**MATERIAL SHOWN**
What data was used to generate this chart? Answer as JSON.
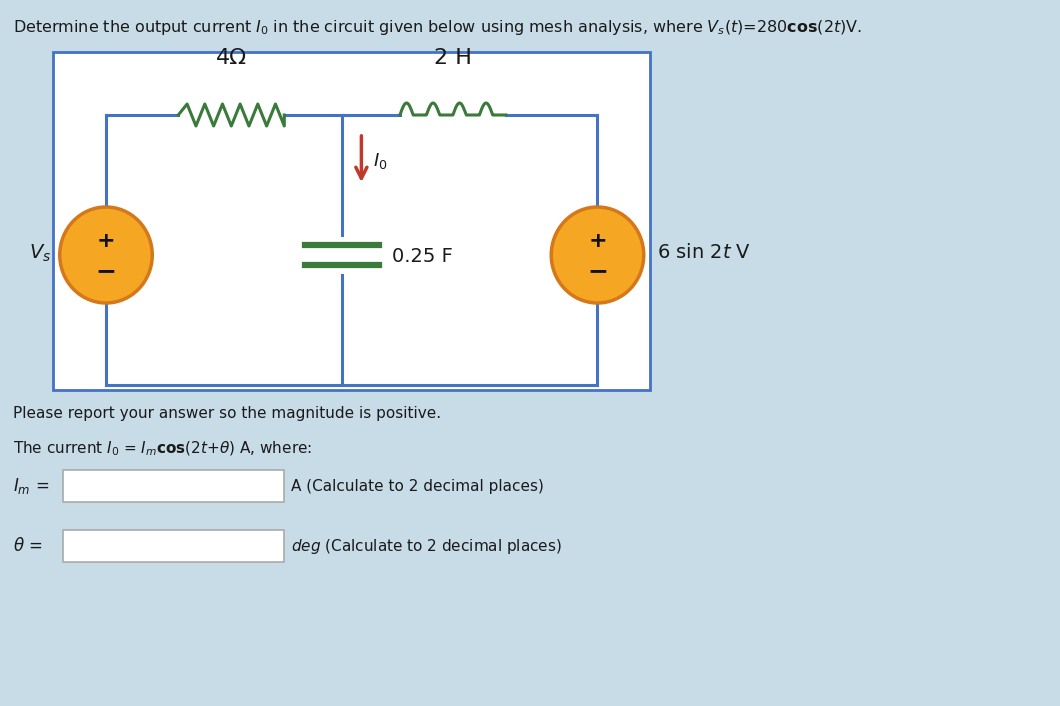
{
  "bg_color": "#c8dce8",
  "circuit_bg": "#ffffff",
  "wire_color": "#4472c4",
  "component_color": "#3a7a3a",
  "source_fill": "#f5a623",
  "source_edge": "#d4781a",
  "arrow_color": "#c0392b",
  "text_color": "#1a1a1a",
  "input_box_color": "#ffffff",
  "input_box_border": "#888888",
  "resistor_label": "4Ω",
  "inductor_label": "2 H",
  "capacitor_label": "0.25 F",
  "source_right_label": "6 sin 2t V",
  "current_label": "I₀"
}
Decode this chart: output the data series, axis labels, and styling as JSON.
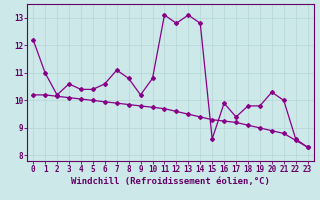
{
  "xlabel": "Windchill (Refroidissement éolien,°C)",
  "bg_color": "#cce8e8",
  "plot_bg_color": "#cce8e8",
  "line_color": "#880088",
  "grid_color": "#b8d8d8",
  "axis_color": "#660066",
  "ylim": [
    7.8,
    13.5
  ],
  "xlim": [
    -0.5,
    23.5
  ],
  "yticks": [
    8,
    9,
    10,
    11,
    12,
    13
  ],
  "xticks": [
    0,
    1,
    2,
    3,
    4,
    5,
    6,
    7,
    8,
    9,
    10,
    11,
    12,
    13,
    14,
    15,
    16,
    17,
    18,
    19,
    20,
    21,
    22,
    23
  ],
  "series1_x": [
    0,
    1,
    2,
    3,
    4,
    5,
    6,
    7,
    8,
    9,
    10,
    11,
    12,
    13,
    14,
    15,
    16,
    17,
    18,
    19,
    20,
    21,
    22,
    23
  ],
  "series1_y": [
    12.2,
    11.0,
    10.2,
    10.6,
    10.4,
    10.4,
    10.6,
    11.1,
    10.8,
    10.2,
    10.8,
    13.1,
    12.8,
    13.1,
    12.8,
    8.6,
    9.9,
    9.4,
    9.8,
    9.8,
    10.3,
    10.0,
    8.6,
    8.3
  ],
  "series2_x": [
    0,
    1,
    2,
    3,
    4,
    5,
    6,
    7,
    8,
    9,
    10,
    11,
    12,
    13,
    14,
    15,
    16,
    17,
    18,
    19,
    20,
    21,
    22,
    23
  ],
  "series2_y": [
    10.2,
    10.2,
    10.15,
    10.1,
    10.05,
    10.0,
    9.95,
    9.9,
    9.85,
    9.8,
    9.75,
    9.7,
    9.6,
    9.5,
    9.4,
    9.3,
    9.25,
    9.2,
    9.1,
    9.0,
    8.9,
    8.8,
    8.55,
    8.3
  ],
  "tick_fontsize": 5.5,
  "label_fontsize": 6.5
}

**WORK TO DO**
How many of the lines above include the string "data"? Answer with the number only.

**RESPONSE TO THE EXERCISE**
2